→ **GOAL**:
From the data that follows, report how many lines hold the string "management", giving only the number.

→ **INPUT ROWS**:
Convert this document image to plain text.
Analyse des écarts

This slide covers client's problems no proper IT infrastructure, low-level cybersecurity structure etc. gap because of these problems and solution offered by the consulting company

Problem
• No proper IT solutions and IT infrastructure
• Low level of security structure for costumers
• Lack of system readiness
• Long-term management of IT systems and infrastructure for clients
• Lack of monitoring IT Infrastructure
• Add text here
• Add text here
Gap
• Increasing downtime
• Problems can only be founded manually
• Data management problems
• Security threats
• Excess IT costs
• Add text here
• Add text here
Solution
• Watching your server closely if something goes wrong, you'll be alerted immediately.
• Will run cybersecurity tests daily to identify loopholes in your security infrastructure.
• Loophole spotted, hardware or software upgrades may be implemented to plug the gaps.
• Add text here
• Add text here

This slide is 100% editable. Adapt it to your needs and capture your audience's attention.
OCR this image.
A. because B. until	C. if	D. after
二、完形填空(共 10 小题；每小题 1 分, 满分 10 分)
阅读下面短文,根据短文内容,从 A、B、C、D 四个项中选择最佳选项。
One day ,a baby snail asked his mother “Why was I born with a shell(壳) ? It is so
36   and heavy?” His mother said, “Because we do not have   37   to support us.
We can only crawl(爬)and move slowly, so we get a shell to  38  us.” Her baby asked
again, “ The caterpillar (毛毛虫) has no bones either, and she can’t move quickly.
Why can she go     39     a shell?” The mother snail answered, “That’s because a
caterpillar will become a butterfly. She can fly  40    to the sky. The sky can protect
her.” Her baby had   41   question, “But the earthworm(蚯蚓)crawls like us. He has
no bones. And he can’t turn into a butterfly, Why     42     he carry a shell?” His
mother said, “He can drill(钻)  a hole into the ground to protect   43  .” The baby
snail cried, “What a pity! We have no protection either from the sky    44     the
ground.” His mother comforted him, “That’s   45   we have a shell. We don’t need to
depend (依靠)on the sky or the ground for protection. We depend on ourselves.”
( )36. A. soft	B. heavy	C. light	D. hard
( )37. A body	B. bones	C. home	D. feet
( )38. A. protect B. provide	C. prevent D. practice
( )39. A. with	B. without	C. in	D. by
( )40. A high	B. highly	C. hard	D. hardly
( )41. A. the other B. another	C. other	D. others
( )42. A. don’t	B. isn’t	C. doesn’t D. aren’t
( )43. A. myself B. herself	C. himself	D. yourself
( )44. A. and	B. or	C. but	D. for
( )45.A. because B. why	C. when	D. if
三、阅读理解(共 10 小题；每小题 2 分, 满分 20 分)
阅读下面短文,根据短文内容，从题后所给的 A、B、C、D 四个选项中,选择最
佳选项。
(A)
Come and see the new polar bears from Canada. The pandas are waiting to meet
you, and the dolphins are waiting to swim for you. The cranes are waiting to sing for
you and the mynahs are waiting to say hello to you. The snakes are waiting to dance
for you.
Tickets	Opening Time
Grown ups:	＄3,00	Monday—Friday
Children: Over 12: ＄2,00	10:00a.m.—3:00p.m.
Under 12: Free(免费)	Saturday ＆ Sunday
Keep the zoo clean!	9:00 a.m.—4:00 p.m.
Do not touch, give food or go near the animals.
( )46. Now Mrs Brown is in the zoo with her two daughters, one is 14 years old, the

→ **THE RESULT**:
2